▶ **Written exercise**: Give the number of lines in the data that hold the string "cartão". Nothing else is needed.

▶ **Records to process**:
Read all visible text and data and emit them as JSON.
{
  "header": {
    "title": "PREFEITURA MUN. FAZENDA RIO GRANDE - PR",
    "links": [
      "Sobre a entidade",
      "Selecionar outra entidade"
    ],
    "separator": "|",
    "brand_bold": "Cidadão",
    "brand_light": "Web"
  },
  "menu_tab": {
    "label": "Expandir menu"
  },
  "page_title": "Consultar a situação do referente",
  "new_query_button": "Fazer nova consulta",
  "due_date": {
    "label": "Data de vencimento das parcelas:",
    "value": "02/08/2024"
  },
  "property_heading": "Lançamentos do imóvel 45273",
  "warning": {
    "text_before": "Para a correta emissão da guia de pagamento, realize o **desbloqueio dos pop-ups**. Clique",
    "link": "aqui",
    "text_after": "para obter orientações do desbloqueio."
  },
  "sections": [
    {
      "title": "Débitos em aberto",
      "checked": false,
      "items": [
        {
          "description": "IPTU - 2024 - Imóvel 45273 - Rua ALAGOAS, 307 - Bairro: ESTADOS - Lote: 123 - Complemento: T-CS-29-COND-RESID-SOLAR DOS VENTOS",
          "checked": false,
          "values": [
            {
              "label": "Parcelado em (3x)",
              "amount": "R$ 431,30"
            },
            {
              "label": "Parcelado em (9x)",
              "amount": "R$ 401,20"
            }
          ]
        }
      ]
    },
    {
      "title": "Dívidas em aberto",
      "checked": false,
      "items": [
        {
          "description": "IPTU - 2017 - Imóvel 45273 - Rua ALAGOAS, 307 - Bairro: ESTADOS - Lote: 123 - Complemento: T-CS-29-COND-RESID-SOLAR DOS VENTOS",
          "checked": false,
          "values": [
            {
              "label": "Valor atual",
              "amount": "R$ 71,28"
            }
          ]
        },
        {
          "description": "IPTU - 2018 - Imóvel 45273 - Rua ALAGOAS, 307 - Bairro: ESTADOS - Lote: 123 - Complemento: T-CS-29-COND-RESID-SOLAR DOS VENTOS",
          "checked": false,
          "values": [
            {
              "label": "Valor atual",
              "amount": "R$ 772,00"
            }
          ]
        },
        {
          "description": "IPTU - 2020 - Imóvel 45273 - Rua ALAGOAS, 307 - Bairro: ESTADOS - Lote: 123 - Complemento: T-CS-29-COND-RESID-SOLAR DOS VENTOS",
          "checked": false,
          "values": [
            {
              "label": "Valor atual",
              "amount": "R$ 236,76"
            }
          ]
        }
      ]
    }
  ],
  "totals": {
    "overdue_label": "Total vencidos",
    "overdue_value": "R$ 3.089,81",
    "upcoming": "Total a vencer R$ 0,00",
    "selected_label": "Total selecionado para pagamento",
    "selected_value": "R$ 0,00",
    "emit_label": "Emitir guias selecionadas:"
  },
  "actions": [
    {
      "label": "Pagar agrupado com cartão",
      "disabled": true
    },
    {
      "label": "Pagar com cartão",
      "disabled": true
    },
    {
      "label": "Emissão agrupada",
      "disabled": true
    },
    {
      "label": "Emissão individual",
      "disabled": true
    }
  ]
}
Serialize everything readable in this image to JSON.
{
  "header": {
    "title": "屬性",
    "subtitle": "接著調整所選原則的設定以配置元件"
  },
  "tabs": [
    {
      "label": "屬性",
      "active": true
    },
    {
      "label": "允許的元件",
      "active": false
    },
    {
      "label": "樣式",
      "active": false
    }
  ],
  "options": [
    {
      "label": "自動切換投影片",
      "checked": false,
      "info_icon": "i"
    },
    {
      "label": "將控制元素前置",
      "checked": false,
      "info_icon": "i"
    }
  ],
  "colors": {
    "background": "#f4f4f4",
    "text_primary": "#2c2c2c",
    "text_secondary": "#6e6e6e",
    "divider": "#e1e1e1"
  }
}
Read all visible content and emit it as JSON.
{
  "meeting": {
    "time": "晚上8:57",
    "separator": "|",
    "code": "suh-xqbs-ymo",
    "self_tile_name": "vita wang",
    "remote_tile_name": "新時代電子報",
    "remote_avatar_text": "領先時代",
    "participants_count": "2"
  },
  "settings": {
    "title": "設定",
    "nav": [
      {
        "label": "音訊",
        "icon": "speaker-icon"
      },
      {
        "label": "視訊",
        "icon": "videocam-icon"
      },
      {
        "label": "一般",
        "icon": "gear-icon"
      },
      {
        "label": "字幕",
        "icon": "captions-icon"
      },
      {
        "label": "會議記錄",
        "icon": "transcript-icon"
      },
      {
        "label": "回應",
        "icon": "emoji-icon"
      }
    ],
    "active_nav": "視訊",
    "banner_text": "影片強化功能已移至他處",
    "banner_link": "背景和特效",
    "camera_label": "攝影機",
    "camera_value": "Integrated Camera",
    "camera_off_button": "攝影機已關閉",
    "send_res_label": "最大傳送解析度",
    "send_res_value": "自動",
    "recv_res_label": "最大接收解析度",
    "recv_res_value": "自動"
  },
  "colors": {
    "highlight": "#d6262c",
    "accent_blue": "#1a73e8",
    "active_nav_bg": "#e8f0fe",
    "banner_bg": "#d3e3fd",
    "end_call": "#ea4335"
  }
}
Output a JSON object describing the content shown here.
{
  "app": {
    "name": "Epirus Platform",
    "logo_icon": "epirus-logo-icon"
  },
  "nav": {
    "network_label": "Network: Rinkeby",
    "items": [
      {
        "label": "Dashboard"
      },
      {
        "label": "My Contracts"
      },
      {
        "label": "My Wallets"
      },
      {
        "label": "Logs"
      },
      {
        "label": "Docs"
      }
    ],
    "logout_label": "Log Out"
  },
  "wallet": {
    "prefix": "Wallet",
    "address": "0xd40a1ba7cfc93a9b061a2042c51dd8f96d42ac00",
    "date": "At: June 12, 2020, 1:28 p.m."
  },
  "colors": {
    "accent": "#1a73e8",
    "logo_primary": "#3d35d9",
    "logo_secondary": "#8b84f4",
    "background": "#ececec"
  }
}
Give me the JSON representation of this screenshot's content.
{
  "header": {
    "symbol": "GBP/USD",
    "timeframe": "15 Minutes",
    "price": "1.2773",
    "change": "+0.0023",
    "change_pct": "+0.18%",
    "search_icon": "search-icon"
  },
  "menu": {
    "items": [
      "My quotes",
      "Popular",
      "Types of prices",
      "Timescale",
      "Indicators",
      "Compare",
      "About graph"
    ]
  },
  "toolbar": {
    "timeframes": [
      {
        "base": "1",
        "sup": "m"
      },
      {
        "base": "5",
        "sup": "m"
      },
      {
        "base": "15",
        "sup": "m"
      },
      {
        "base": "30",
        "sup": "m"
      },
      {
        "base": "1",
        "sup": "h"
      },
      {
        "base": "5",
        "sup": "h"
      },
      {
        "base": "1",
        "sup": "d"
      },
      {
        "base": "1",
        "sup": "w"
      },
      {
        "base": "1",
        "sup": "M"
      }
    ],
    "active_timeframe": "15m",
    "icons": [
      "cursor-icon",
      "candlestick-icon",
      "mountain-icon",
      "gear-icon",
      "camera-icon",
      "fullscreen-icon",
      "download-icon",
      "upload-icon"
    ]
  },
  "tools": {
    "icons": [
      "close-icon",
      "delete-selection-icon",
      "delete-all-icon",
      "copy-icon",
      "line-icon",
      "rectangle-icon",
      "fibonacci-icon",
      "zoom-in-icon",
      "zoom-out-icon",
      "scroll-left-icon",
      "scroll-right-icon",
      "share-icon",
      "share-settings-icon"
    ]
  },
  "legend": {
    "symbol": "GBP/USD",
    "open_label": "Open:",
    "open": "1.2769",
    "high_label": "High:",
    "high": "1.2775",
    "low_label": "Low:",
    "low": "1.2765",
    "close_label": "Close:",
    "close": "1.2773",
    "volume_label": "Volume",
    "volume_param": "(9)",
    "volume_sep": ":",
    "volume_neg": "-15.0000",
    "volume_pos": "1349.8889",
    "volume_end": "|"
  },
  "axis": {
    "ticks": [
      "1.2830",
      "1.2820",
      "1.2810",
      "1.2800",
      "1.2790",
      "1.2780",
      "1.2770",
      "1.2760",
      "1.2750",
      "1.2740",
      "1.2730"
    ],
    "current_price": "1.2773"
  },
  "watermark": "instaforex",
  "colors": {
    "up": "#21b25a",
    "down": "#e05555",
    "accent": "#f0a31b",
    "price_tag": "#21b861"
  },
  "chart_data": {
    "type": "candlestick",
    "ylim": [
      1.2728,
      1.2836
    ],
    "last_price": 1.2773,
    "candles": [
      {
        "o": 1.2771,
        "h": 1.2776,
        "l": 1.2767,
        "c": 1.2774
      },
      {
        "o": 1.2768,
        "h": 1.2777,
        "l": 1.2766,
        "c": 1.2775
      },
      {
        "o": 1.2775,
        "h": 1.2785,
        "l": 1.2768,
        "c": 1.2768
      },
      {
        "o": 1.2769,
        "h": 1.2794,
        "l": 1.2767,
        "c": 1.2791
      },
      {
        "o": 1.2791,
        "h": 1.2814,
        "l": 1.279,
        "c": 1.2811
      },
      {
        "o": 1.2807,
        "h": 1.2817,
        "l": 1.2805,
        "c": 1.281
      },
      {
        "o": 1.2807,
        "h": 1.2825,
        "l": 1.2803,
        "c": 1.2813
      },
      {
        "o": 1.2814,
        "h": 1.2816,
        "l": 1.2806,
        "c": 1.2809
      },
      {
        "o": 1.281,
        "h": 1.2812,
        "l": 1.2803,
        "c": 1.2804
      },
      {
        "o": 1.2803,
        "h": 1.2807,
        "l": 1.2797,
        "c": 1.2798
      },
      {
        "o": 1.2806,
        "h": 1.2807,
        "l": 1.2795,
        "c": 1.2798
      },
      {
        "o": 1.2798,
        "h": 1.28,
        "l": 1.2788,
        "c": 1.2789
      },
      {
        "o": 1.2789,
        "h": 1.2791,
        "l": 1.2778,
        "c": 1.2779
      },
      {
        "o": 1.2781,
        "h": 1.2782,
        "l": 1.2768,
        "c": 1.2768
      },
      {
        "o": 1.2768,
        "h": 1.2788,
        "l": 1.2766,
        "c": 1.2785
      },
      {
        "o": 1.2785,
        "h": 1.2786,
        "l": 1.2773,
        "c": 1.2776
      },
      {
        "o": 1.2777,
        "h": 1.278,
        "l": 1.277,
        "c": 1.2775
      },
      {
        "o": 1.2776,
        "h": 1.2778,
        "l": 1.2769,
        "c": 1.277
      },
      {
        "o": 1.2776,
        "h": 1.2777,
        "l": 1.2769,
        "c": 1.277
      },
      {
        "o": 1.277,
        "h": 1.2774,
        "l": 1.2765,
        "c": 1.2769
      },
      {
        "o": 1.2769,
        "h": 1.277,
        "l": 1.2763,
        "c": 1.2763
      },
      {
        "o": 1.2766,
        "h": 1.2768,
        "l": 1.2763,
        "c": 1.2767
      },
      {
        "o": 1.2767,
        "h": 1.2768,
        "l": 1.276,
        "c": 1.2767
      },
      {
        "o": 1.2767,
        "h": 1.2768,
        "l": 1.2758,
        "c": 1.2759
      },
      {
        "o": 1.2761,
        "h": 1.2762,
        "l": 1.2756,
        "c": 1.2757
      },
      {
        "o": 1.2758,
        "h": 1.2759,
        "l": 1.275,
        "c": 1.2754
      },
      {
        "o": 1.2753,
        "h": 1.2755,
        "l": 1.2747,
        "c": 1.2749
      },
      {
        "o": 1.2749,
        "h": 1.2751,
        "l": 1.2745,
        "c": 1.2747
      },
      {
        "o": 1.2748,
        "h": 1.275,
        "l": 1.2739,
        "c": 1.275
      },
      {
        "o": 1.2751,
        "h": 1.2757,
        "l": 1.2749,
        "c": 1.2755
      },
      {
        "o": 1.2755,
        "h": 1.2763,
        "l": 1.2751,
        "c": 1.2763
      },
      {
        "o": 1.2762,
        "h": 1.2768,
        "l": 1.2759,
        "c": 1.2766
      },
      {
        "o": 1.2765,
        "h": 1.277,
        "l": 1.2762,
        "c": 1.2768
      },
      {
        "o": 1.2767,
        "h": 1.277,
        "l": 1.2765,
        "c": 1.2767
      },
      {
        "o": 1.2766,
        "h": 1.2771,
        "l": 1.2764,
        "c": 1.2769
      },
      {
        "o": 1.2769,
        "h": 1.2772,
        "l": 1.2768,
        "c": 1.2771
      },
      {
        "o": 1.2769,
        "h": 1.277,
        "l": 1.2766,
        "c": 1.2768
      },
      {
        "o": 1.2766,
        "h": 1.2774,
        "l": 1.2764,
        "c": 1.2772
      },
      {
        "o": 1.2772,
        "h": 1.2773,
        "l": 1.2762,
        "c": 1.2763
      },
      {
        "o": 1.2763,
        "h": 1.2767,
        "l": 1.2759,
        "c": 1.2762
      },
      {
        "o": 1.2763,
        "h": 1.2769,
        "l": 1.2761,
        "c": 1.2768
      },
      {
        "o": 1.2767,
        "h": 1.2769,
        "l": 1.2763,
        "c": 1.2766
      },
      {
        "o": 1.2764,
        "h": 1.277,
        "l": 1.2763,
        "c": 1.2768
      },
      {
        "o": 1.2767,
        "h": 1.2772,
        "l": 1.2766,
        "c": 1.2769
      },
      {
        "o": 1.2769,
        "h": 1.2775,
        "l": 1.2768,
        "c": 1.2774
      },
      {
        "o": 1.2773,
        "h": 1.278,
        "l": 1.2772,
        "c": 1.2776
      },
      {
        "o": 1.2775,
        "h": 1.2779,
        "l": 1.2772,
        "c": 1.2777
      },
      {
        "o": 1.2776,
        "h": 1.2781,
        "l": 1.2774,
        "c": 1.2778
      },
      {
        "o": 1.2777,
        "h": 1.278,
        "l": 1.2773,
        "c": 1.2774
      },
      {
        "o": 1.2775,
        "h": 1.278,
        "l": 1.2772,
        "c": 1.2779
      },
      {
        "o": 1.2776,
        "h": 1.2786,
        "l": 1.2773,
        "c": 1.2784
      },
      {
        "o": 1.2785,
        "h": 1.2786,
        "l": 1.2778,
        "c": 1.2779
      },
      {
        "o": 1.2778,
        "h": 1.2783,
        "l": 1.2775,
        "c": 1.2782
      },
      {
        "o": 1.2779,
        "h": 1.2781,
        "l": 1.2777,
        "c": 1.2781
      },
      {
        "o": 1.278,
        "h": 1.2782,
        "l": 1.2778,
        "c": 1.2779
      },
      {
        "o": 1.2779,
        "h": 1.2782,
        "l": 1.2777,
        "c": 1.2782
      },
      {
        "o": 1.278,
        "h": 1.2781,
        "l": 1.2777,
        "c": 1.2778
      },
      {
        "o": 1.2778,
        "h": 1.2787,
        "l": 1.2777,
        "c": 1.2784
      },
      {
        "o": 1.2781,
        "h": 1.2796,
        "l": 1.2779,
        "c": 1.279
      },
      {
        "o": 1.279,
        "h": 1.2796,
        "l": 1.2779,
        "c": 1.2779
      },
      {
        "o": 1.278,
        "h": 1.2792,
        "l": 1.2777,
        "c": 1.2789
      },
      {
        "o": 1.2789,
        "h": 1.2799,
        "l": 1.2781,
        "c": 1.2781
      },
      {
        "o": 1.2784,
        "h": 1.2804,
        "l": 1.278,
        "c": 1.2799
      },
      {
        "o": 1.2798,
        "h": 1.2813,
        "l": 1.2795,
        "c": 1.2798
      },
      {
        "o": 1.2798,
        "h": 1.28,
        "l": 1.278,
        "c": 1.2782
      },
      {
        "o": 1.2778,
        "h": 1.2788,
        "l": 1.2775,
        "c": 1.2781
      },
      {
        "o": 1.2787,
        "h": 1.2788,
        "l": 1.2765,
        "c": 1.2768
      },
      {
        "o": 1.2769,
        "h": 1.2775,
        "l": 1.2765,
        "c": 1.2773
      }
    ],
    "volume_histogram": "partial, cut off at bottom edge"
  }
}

▶ **Expected answer**: 2